**What is required:** Your task is to transcribe the records exactly, skipping every image.
--- start of Available records ---
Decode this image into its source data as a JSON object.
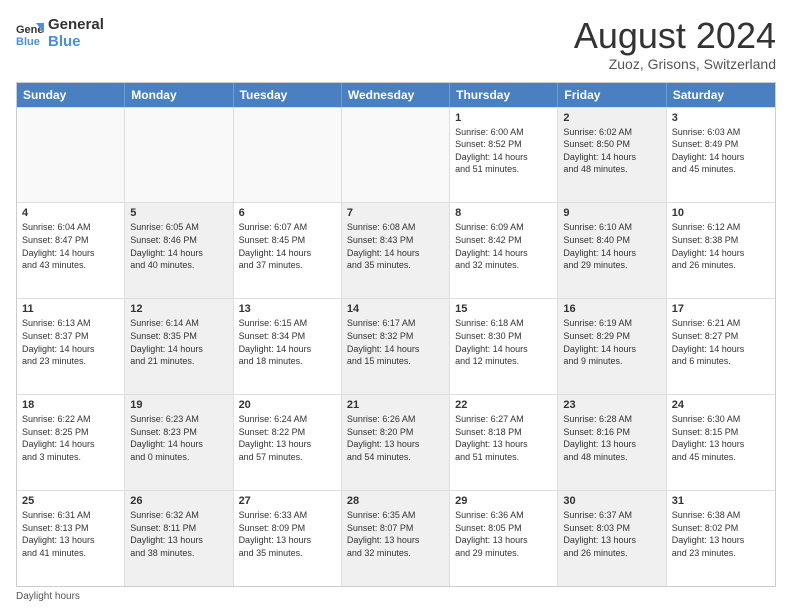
{
  "logo": {
    "line1": "General",
    "line2": "Blue"
  },
  "title": "August 2024",
  "location": "Zuoz, Grisons, Switzerland",
  "header_days": [
    "Sunday",
    "Monday",
    "Tuesday",
    "Wednesday",
    "Thursday",
    "Friday",
    "Saturday"
  ],
  "footer": "Daylight hours",
  "weeks": [
    [
      {
        "day": "",
        "info": "",
        "shaded": false,
        "empty": true
      },
      {
        "day": "",
        "info": "",
        "shaded": false,
        "empty": true
      },
      {
        "day": "",
        "info": "",
        "shaded": false,
        "empty": true
      },
      {
        "day": "",
        "info": "",
        "shaded": false,
        "empty": true
      },
      {
        "day": "1",
        "info": "Sunrise: 6:00 AM\nSunset: 8:52 PM\nDaylight: 14 hours\nand 51 minutes.",
        "shaded": false,
        "empty": false
      },
      {
        "day": "2",
        "info": "Sunrise: 6:02 AM\nSunset: 8:50 PM\nDaylight: 14 hours\nand 48 minutes.",
        "shaded": true,
        "empty": false
      },
      {
        "day": "3",
        "info": "Sunrise: 6:03 AM\nSunset: 8:49 PM\nDaylight: 14 hours\nand 45 minutes.",
        "shaded": false,
        "empty": false
      }
    ],
    [
      {
        "day": "4",
        "info": "Sunrise: 6:04 AM\nSunset: 8:47 PM\nDaylight: 14 hours\nand 43 minutes.",
        "shaded": false,
        "empty": false
      },
      {
        "day": "5",
        "info": "Sunrise: 6:05 AM\nSunset: 8:46 PM\nDaylight: 14 hours\nand 40 minutes.",
        "shaded": true,
        "empty": false
      },
      {
        "day": "6",
        "info": "Sunrise: 6:07 AM\nSunset: 8:45 PM\nDaylight: 14 hours\nand 37 minutes.",
        "shaded": false,
        "empty": false
      },
      {
        "day": "7",
        "info": "Sunrise: 6:08 AM\nSunset: 8:43 PM\nDaylight: 14 hours\nand 35 minutes.",
        "shaded": true,
        "empty": false
      },
      {
        "day": "8",
        "info": "Sunrise: 6:09 AM\nSunset: 8:42 PM\nDaylight: 14 hours\nand 32 minutes.",
        "shaded": false,
        "empty": false
      },
      {
        "day": "9",
        "info": "Sunrise: 6:10 AM\nSunset: 8:40 PM\nDaylight: 14 hours\nand 29 minutes.",
        "shaded": true,
        "empty": false
      },
      {
        "day": "10",
        "info": "Sunrise: 6:12 AM\nSunset: 8:38 PM\nDaylight: 14 hours\nand 26 minutes.",
        "shaded": false,
        "empty": false
      }
    ],
    [
      {
        "day": "11",
        "info": "Sunrise: 6:13 AM\nSunset: 8:37 PM\nDaylight: 14 hours\nand 23 minutes.",
        "shaded": false,
        "empty": false
      },
      {
        "day": "12",
        "info": "Sunrise: 6:14 AM\nSunset: 8:35 PM\nDaylight: 14 hours\nand 21 minutes.",
        "shaded": true,
        "empty": false
      },
      {
        "day": "13",
        "info": "Sunrise: 6:15 AM\nSunset: 8:34 PM\nDaylight: 14 hours\nand 18 minutes.",
        "shaded": false,
        "empty": false
      },
      {
        "day": "14",
        "info": "Sunrise: 6:17 AM\nSunset: 8:32 PM\nDaylight: 14 hours\nand 15 minutes.",
        "shaded": true,
        "empty": false
      },
      {
        "day": "15",
        "info": "Sunrise: 6:18 AM\nSunset: 8:30 PM\nDaylight: 14 hours\nand 12 minutes.",
        "shaded": false,
        "empty": false
      },
      {
        "day": "16",
        "info": "Sunrise: 6:19 AM\nSunset: 8:29 PM\nDaylight: 14 hours\nand 9 minutes.",
        "shaded": true,
        "empty": false
      },
      {
        "day": "17",
        "info": "Sunrise: 6:21 AM\nSunset: 8:27 PM\nDaylight: 14 hours\nand 6 minutes.",
        "shaded": false,
        "empty": false
      }
    ],
    [
      {
        "day": "18",
        "info": "Sunrise: 6:22 AM\nSunset: 8:25 PM\nDaylight: 14 hours\nand 3 minutes.",
        "shaded": false,
        "empty": false
      },
      {
        "day": "19",
        "info": "Sunrise: 6:23 AM\nSunset: 8:23 PM\nDaylight: 14 hours\nand 0 minutes.",
        "shaded": true,
        "empty": false
      },
      {
        "day": "20",
        "info": "Sunrise: 6:24 AM\nSunset: 8:22 PM\nDaylight: 13 hours\nand 57 minutes.",
        "shaded": false,
        "empty": false
      },
      {
        "day": "21",
        "info": "Sunrise: 6:26 AM\nSunset: 8:20 PM\nDaylight: 13 hours\nand 54 minutes.",
        "shaded": true,
        "empty": false
      },
      {
        "day": "22",
        "info": "Sunrise: 6:27 AM\nSunset: 8:18 PM\nDaylight: 13 hours\nand 51 minutes.",
        "shaded": false,
        "empty": false
      },
      {
        "day": "23",
        "info": "Sunrise: 6:28 AM\nSunset: 8:16 PM\nDaylight: 13 hours\nand 48 minutes.",
        "shaded": true,
        "empty": false
      },
      {
        "day": "24",
        "info": "Sunrise: 6:30 AM\nSunset: 8:15 PM\nDaylight: 13 hours\nand 45 minutes.",
        "shaded": false,
        "empty": false
      }
    ],
    [
      {
        "day": "25",
        "info": "Sunrise: 6:31 AM\nSunset: 8:13 PM\nDaylight: 13 hours\nand 41 minutes.",
        "shaded": false,
        "empty": false
      },
      {
        "day": "26",
        "info": "Sunrise: 6:32 AM\nSunset: 8:11 PM\nDaylight: 13 hours\nand 38 minutes.",
        "shaded": true,
        "empty": false
      },
      {
        "day": "27",
        "info": "Sunrise: 6:33 AM\nSunset: 8:09 PM\nDaylight: 13 hours\nand 35 minutes.",
        "shaded": false,
        "empty": false
      },
      {
        "day": "28",
        "info": "Sunrise: 6:35 AM\nSunset: 8:07 PM\nDaylight: 13 hours\nand 32 minutes.",
        "shaded": true,
        "empty": false
      },
      {
        "day": "29",
        "info": "Sunrise: 6:36 AM\nSunset: 8:05 PM\nDaylight: 13 hours\nand 29 minutes.",
        "shaded": false,
        "empty": false
      },
      {
        "day": "30",
        "info": "Sunrise: 6:37 AM\nSunset: 8:03 PM\nDaylight: 13 hours\nand 26 minutes.",
        "shaded": true,
        "empty": false
      },
      {
        "day": "31",
        "info": "Sunrise: 6:38 AM\nSunset: 8:02 PM\nDaylight: 13 hours\nand 23 minutes.",
        "shaded": false,
        "empty": false
      }
    ]
  ]
}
--- end of Available records ---
**Output of the task:**
Decode this image into its source data as a JSON object.
{
  "logo": {
    "line1": "General",
    "line2": "Blue"
  },
  "title": "August 2024",
  "location": "Zuoz, Grisons, Switzerland",
  "header_days": [
    "Sunday",
    "Monday",
    "Tuesday",
    "Wednesday",
    "Thursday",
    "Friday",
    "Saturday"
  ],
  "footer": "Daylight hours",
  "weeks": [
    [
      {
        "day": "",
        "info": "",
        "shaded": false,
        "empty": true
      },
      {
        "day": "",
        "info": "",
        "shaded": false,
        "empty": true
      },
      {
        "day": "",
        "info": "",
        "shaded": false,
        "empty": true
      },
      {
        "day": "",
        "info": "",
        "shaded": false,
        "empty": true
      },
      {
        "day": "1",
        "info": "Sunrise: 6:00 AM\nSunset: 8:52 PM\nDaylight: 14 hours\nand 51 minutes.",
        "shaded": false,
        "empty": false
      },
      {
        "day": "2",
        "info": "Sunrise: 6:02 AM\nSunset: 8:50 PM\nDaylight: 14 hours\nand 48 minutes.",
        "shaded": true,
        "empty": false
      },
      {
        "day": "3",
        "info": "Sunrise: 6:03 AM\nSunset: 8:49 PM\nDaylight: 14 hours\nand 45 minutes.",
        "shaded": false,
        "empty": false
      }
    ],
    [
      {
        "day": "4",
        "info": "Sunrise: 6:04 AM\nSunset: 8:47 PM\nDaylight: 14 hours\nand 43 minutes.",
        "shaded": false,
        "empty": false
      },
      {
        "day": "5",
        "info": "Sunrise: 6:05 AM\nSunset: 8:46 PM\nDaylight: 14 hours\nand 40 minutes.",
        "shaded": true,
        "empty": false
      },
      {
        "day": "6",
        "info": "Sunrise: 6:07 AM\nSunset: 8:45 PM\nDaylight: 14 hours\nand 37 minutes.",
        "shaded": false,
        "empty": false
      },
      {
        "day": "7",
        "info": "Sunrise: 6:08 AM\nSunset: 8:43 PM\nDaylight: 14 hours\nand 35 minutes.",
        "shaded": true,
        "empty": false
      },
      {
        "day": "8",
        "info": "Sunrise: 6:09 AM\nSunset: 8:42 PM\nDaylight: 14 hours\nand 32 minutes.",
        "shaded": false,
        "empty": false
      },
      {
        "day": "9",
        "info": "Sunrise: 6:10 AM\nSunset: 8:40 PM\nDaylight: 14 hours\nand 29 minutes.",
        "shaded": true,
        "empty": false
      },
      {
        "day": "10",
        "info": "Sunrise: 6:12 AM\nSunset: 8:38 PM\nDaylight: 14 hours\nand 26 minutes.",
        "shaded": false,
        "empty": false
      }
    ],
    [
      {
        "day": "11",
        "info": "Sunrise: 6:13 AM\nSunset: 8:37 PM\nDaylight: 14 hours\nand 23 minutes.",
        "shaded": false,
        "empty": false
      },
      {
        "day": "12",
        "info": "Sunrise: 6:14 AM\nSunset: 8:35 PM\nDaylight: 14 hours\nand 21 minutes.",
        "shaded": true,
        "empty": false
      },
      {
        "day": "13",
        "info": "Sunrise: 6:15 AM\nSunset: 8:34 PM\nDaylight: 14 hours\nand 18 minutes.",
        "shaded": false,
        "empty": false
      },
      {
        "day": "14",
        "info": "Sunrise: 6:17 AM\nSunset: 8:32 PM\nDaylight: 14 hours\nand 15 minutes.",
        "shaded": true,
        "empty": false
      },
      {
        "day": "15",
        "info": "Sunrise: 6:18 AM\nSunset: 8:30 PM\nDaylight: 14 hours\nand 12 minutes.",
        "shaded": false,
        "empty": false
      },
      {
        "day": "16",
        "info": "Sunrise: 6:19 AM\nSunset: 8:29 PM\nDaylight: 14 hours\nand 9 minutes.",
        "shaded": true,
        "empty": false
      },
      {
        "day": "17",
        "info": "Sunrise: 6:21 AM\nSunset: 8:27 PM\nDaylight: 14 hours\nand 6 minutes.",
        "shaded": false,
        "empty": false
      }
    ],
    [
      {
        "day": "18",
        "info": "Sunrise: 6:22 AM\nSunset: 8:25 PM\nDaylight: 14 hours\nand 3 minutes.",
        "shaded": false,
        "empty": false
      },
      {
        "day": "19",
        "info": "Sunrise: 6:23 AM\nSunset: 8:23 PM\nDaylight: 14 hours\nand 0 minutes.",
        "shaded": true,
        "empty": false
      },
      {
        "day": "20",
        "info": "Sunrise: 6:24 AM\nSunset: 8:22 PM\nDaylight: 13 hours\nand 57 minutes.",
        "shaded": false,
        "empty": false
      },
      {
        "day": "21",
        "info": "Sunrise: 6:26 AM\nSunset: 8:20 PM\nDaylight: 13 hours\nand 54 minutes.",
        "shaded": true,
        "empty": false
      },
      {
        "day": "22",
        "info": "Sunrise: 6:27 AM\nSunset: 8:18 PM\nDaylight: 13 hours\nand 51 minutes.",
        "shaded": false,
        "empty": false
      },
      {
        "day": "23",
        "info": "Sunrise: 6:28 AM\nSunset: 8:16 PM\nDaylight: 13 hours\nand 48 minutes.",
        "shaded": true,
        "empty": false
      },
      {
        "day": "24",
        "info": "Sunrise: 6:30 AM\nSunset: 8:15 PM\nDaylight: 13 hours\nand 45 minutes.",
        "shaded": false,
        "empty": false
      }
    ],
    [
      {
        "day": "25",
        "info": "Sunrise: 6:31 AM\nSunset: 8:13 PM\nDaylight: 13 hours\nand 41 minutes.",
        "shaded": false,
        "empty": false
      },
      {
        "day": "26",
        "info": "Sunrise: 6:32 AM\nSunset: 8:11 PM\nDaylight: 13 hours\nand 38 minutes.",
        "shaded": true,
        "empty": false
      },
      {
        "day": "27",
        "info": "Sunrise: 6:33 AM\nSunset: 8:09 PM\nDaylight: 13 hours\nand 35 minutes.",
        "shaded": false,
        "empty": false
      },
      {
        "day": "28",
        "info": "Sunrise: 6:35 AM\nSunset: 8:07 PM\nDaylight: 13 hours\nand 32 minutes.",
        "shaded": true,
        "empty": false
      },
      {
        "day": "29",
        "info": "Sunrise: 6:36 AM\nSunset: 8:05 PM\nDaylight: 13 hours\nand 29 minutes.",
        "shaded": false,
        "empty": false
      },
      {
        "day": "30",
        "info": "Sunrise: 6:37 AM\nSunset: 8:03 PM\nDaylight: 13 hours\nand 26 minutes.",
        "shaded": true,
        "empty": false
      },
      {
        "day": "31",
        "info": "Sunrise: 6:38 AM\nSunset: 8:02 PM\nDaylight: 13 hours\nand 23 minutes.",
        "shaded": false,
        "empty": false
      }
    ]
  ]
}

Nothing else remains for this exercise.